GIVEN EXERCISE: Reproduce each line exactly. Skip none.

WORKING DATA:
--- start ---

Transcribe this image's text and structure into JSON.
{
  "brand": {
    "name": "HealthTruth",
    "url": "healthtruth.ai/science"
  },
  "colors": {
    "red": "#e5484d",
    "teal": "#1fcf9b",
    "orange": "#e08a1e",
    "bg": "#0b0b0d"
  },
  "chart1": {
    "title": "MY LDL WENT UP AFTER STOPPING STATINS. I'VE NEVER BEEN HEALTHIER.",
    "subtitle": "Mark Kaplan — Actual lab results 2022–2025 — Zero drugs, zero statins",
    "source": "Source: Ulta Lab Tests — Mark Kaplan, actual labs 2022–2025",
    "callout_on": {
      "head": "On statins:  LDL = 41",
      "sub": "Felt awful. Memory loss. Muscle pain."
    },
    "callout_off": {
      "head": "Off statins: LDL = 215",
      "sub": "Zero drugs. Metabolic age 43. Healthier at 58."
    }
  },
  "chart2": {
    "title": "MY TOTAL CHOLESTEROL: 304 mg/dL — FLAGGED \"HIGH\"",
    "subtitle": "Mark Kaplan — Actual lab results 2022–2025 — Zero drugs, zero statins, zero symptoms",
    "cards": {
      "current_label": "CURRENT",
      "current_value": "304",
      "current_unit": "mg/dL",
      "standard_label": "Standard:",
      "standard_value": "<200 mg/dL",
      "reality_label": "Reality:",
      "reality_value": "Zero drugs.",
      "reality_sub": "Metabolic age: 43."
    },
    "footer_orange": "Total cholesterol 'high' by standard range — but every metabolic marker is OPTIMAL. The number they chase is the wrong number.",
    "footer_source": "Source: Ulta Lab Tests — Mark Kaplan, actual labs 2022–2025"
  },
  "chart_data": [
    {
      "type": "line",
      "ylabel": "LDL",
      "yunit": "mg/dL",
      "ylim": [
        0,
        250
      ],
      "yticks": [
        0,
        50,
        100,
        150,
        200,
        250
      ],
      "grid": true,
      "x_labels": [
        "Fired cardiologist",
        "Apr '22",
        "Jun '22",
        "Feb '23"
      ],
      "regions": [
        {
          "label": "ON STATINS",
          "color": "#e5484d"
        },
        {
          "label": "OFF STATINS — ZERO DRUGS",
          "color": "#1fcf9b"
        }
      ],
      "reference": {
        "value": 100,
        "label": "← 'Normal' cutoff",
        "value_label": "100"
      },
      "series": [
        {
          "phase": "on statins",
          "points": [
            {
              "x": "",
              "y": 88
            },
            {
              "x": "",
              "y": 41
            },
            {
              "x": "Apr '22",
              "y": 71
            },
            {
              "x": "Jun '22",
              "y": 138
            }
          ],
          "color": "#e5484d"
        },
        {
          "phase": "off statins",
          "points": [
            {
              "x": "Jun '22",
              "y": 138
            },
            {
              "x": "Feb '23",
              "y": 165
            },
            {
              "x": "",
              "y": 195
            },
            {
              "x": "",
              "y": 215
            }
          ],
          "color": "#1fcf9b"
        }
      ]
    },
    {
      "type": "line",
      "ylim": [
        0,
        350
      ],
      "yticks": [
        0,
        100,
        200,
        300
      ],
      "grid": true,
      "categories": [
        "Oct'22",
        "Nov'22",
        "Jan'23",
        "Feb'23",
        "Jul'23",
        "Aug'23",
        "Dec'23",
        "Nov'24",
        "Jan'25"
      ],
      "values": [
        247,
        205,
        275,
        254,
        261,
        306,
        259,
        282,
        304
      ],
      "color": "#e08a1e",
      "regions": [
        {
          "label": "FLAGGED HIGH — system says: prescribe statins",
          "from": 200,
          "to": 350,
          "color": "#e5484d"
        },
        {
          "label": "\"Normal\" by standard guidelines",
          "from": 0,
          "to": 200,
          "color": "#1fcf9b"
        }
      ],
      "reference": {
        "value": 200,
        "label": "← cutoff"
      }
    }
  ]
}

--- end ---

TASK ANSWER:
Transcribe this image's text and structure into JSON.
{
  "brand": {
    "name": "HealthTruth",
    "url": "healthtruth.ai/science"
  },
  "colors": {
    "red": "#e5484d",
    "teal": "#1fcf9b",
    "orange": "#e08a1e",
    "bg": "#0b0b0d"
  },
  "chart1": {
    "title": "MY LDL WENT UP AFTER STOPPING STATINS. I'VE NEVER BEEN HEALTHIER.",
    "subtitle": "Mark Kaplan — Actual lab results 2022–2025 — Zero drugs, zero statins",
    "source": "Source: Ulta Lab Tests — Mark Kaplan, actual labs 2022–2025",
    "callout_on": {
      "head": "On statins:  LDL = 41",
      "sub": "Felt awful. Memory loss. Muscle pain."
    },
    "callout_off": {
      "head": "Off statins: LDL = 215",
      "sub": "Zero drugs. Metabolic age 43. Healthier at 58."
    }
  },
  "chart2": {
    "title": "MY TOTAL CHOLESTEROL: 304 mg/dL — FLAGGED \"HIGH\"",
    "subtitle": "Mark Kaplan — Actual lab results 2022–2025 — Zero drugs, zero statins, zero symptoms",
    "cards": {
      "current_label": "CURRENT",
      "current_value": "304",
      "current_unit": "mg/dL",
      "standard_label": "Standard:",
      "standard_value": "<200 mg/dL",
      "reality_label": "Reality:",
      "reality_value": "Zero drugs.",
      "reality_sub": "Metabolic age: 43."
    },
    "footer_orange": "Total cholesterol 'high' by standard range — but every metabolic marker is OPTIMAL. The number they chase is the wrong number.",
    "footer_source": "Source: Ulta Lab Tests — Mark Kaplan, actual labs 2022–2025"
  },
  "chart_data": [
    {
      "type": "line",
      "ylabel": "LDL",
      "yunit": "mg/dL",
      "ylim": [
        0,
        250
      ],
      "yticks": [
        0,
        50,
        100,
        150,
        200,
        250
      ],
      "grid": true,
      "x_labels": [
        "Fired cardiologist",
        "Apr '22",
        "Jun '22",
        "Feb '23"
      ],
      "regions": [
        {
          "label": "ON STATINS",
          "color": "#e5484d"
        },
        {
          "label": "OFF STATINS — ZERO DRUGS",
          "color": "#1fcf9b"
        }
      ],
      "reference": {
        "value": 100,
        "label": "← 'Normal' cutoff",
        "value_label": "100"
      },
      "series": [
        {
          "phase": "on statins",
          "points": [
            {
              "x": "",
              "y": 88
            },
            {
              "x": "",
              "y": 41
            },
            {
              "x": "Apr '22",
              "y": 71
            },
            {
              "x": "Jun '22",
              "y": 138
            }
          ],
          "color": "#e5484d"
        },
        {
          "phase": "off statins",
          "points": [
            {
              "x": "Jun '22",
              "y": 138
            },
            {
              "x": "Feb '23",
              "y": 165
            },
            {
              "x": "",
              "y": 195
            },
            {
              "x": "",
              "y": 215
            }
          ],
          "color": "#1fcf9b"
        }
      ]
    },
    {
      "type": "line",
      "ylim": [
        0,
        350
      ],
      "yticks": [
        0,
        100,
        200,
        300
      ],
      "grid": true,
      "categories": [
        "Oct'22",
        "Nov'22",
        "Jan'23",
        "Feb'23",
        "Jul'23",
        "Aug'23",
        "Dec'23",
        "Nov'24",
        "Jan'25"
      ],
      "values": [
        247,
        205,
        275,
        254,
        261,
        306,
        259,
        282,
        304
      ],
      "color": "#e08a1e",
      "regions": [
        {
          "label": "FLAGGED HIGH — system says: prescribe statins",
          "from": 200,
          "to": 350,
          "color": "#e5484d"
        },
        {
          "label": "\"Normal\" by standard guidelines",
          "from": 0,
          "to": 200,
          "color": "#1fcf9b"
        }
      ],
      "reference": {
        "value": 200,
        "label": "← cutoff"
      }
    }
  ]
}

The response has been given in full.